*DATASET EXTRACT:*
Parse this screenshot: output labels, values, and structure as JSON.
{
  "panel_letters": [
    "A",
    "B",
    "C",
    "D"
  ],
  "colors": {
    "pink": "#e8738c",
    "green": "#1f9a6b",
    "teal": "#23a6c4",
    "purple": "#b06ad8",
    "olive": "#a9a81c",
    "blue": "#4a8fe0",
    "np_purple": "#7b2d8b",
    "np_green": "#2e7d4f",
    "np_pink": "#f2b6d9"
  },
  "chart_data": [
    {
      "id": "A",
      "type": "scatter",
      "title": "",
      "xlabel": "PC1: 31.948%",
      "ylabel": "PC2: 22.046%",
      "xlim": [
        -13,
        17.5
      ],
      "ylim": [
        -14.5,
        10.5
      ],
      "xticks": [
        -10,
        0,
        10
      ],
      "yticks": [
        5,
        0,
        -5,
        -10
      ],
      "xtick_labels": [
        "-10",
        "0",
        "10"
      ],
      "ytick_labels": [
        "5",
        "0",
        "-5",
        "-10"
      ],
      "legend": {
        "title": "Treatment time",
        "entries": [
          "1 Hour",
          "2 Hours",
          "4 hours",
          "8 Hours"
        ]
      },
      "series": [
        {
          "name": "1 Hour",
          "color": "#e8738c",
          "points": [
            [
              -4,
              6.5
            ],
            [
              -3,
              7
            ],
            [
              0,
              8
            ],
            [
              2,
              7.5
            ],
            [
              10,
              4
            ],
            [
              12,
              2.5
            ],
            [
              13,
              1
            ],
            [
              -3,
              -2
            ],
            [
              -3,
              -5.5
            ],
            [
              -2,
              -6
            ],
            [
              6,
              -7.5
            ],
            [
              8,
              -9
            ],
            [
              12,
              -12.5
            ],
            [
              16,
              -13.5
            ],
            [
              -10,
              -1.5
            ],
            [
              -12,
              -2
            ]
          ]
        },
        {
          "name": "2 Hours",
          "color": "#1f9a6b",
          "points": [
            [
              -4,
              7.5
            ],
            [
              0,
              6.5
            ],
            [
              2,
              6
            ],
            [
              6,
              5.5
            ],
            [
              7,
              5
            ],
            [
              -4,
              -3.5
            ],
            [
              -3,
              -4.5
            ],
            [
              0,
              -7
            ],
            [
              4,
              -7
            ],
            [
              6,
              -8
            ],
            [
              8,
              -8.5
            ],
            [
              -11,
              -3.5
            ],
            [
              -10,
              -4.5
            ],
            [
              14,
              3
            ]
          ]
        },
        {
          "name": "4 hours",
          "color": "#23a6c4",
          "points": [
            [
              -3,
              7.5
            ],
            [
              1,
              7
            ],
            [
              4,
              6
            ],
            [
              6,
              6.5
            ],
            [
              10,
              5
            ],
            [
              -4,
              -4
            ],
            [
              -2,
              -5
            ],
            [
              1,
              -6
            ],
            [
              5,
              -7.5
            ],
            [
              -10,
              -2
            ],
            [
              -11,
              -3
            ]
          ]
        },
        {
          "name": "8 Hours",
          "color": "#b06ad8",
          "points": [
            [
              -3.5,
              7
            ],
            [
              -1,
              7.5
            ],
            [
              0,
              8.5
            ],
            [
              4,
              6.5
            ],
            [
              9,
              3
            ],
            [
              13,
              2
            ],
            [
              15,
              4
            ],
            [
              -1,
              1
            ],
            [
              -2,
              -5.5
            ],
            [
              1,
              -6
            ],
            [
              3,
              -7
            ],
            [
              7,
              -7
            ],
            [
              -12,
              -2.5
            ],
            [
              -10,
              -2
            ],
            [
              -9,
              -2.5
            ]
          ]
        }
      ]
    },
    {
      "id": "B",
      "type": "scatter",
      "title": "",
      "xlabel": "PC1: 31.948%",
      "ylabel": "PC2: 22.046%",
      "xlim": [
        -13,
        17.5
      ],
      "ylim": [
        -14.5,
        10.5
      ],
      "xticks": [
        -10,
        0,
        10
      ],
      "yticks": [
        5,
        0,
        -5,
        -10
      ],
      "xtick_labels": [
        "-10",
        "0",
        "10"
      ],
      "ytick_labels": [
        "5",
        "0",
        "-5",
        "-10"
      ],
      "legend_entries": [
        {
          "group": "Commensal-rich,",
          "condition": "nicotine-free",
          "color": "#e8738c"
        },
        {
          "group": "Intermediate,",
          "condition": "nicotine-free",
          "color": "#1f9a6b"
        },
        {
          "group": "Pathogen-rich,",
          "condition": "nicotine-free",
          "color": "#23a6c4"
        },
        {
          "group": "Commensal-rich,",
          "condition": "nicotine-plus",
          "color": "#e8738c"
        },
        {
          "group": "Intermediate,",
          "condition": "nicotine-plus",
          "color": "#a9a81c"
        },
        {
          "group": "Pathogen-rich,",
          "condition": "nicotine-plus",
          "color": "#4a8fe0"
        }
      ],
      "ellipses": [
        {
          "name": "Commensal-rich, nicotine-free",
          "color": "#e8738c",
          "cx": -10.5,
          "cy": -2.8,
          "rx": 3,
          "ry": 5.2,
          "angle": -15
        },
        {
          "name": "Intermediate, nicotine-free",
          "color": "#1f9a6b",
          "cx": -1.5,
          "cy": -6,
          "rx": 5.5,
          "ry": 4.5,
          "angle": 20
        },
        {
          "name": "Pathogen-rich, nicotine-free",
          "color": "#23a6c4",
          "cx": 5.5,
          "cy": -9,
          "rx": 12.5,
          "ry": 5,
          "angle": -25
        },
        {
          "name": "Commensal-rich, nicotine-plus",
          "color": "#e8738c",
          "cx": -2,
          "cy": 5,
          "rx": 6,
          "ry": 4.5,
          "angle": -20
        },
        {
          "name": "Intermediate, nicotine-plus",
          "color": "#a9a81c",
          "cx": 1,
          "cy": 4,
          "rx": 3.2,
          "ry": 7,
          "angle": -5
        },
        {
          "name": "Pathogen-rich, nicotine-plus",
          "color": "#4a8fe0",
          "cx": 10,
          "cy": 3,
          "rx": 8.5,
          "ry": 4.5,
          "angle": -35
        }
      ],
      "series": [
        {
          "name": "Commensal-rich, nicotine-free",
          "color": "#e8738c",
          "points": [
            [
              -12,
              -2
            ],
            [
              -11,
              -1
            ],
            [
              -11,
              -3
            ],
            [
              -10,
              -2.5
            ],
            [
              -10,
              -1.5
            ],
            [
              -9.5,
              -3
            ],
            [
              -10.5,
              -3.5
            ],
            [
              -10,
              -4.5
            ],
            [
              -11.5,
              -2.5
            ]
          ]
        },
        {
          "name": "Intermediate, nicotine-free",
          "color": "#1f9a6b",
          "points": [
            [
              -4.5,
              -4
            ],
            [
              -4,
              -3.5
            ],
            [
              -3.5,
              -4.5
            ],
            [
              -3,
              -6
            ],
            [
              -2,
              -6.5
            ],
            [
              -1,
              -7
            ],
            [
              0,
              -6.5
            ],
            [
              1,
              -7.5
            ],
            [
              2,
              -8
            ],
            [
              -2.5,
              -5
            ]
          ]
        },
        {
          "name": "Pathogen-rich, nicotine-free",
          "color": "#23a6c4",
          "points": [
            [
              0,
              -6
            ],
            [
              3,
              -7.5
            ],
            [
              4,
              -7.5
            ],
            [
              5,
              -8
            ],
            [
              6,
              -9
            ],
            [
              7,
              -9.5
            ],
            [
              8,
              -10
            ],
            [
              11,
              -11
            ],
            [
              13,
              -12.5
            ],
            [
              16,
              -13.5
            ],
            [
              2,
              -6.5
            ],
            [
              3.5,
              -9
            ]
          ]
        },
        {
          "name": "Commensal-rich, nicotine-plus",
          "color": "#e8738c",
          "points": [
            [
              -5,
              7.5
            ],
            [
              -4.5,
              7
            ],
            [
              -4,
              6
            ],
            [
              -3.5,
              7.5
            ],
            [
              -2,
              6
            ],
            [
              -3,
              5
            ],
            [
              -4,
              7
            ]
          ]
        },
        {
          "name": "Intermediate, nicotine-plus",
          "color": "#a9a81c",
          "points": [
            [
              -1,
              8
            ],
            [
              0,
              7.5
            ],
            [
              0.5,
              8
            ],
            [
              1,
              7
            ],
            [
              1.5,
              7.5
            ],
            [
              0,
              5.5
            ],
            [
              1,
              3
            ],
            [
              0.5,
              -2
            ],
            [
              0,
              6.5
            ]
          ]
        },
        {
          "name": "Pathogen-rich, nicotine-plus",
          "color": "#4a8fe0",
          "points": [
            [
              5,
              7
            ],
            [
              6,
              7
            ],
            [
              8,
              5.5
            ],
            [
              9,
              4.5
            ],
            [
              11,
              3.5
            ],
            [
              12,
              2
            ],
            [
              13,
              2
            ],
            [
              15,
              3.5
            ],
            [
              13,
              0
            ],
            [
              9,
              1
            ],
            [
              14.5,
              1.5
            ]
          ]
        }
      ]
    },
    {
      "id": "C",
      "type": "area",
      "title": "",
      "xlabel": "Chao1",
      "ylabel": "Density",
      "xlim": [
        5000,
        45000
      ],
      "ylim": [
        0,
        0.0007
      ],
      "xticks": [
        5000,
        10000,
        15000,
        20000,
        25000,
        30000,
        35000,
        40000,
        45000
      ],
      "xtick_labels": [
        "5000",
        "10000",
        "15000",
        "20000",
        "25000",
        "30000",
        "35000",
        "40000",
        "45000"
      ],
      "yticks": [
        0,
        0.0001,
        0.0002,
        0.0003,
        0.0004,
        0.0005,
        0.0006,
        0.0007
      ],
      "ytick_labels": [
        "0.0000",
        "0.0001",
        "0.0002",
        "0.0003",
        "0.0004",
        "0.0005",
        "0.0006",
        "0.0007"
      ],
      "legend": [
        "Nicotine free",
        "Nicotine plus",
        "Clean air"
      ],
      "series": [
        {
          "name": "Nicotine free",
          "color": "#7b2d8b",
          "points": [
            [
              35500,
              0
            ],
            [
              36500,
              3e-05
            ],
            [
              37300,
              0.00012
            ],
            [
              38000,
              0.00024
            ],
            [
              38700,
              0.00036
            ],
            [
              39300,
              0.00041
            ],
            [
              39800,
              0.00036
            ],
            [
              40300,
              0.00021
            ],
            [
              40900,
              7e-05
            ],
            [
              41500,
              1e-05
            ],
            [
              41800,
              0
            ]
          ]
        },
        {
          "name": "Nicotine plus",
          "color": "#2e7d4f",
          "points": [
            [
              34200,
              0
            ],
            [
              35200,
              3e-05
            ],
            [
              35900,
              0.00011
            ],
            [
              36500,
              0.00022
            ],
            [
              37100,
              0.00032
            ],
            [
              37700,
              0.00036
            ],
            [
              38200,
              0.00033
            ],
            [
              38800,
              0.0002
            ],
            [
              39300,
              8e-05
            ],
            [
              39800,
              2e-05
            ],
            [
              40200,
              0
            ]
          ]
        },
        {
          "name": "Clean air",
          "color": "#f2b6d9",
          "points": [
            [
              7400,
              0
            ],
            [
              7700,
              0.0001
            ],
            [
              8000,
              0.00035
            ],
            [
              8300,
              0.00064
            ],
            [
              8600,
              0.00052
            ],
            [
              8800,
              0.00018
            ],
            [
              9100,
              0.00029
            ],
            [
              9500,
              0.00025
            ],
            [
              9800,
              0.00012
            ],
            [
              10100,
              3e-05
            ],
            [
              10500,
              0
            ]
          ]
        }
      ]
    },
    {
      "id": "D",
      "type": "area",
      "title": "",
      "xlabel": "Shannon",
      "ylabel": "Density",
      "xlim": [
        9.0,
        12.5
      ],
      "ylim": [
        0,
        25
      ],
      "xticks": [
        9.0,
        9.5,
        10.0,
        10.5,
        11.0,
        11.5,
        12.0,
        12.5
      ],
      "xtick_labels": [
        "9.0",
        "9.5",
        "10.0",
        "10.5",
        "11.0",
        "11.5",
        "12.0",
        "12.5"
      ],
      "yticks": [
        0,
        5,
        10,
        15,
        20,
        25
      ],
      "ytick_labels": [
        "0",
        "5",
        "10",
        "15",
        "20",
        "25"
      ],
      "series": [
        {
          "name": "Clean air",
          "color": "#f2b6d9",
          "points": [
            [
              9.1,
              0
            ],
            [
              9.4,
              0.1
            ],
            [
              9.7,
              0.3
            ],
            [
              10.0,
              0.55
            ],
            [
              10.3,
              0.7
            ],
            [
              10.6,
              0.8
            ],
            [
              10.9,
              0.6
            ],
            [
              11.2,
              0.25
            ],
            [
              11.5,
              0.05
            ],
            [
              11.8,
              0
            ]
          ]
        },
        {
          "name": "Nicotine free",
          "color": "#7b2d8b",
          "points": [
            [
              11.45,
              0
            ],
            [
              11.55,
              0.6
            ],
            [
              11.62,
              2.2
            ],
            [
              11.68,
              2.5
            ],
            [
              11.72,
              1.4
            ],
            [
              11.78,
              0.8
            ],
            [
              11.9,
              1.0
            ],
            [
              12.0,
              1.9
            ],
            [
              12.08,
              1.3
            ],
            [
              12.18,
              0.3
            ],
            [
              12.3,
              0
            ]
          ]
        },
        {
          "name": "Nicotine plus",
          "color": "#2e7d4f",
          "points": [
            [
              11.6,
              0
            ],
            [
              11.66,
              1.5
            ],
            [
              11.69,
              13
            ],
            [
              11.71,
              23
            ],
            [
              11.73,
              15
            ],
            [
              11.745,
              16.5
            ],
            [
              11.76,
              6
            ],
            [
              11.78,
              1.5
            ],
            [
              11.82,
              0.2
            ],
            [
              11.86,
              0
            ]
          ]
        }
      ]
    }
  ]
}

*TASK STATEMENT:* Please show each line in the records above that contains "angle".

*ANSWER FOR THE TASK:*
          "angle": -15
          "angle": 20
          "angle": -25
          "angle": -20
          "angle": -5
          "angle": -35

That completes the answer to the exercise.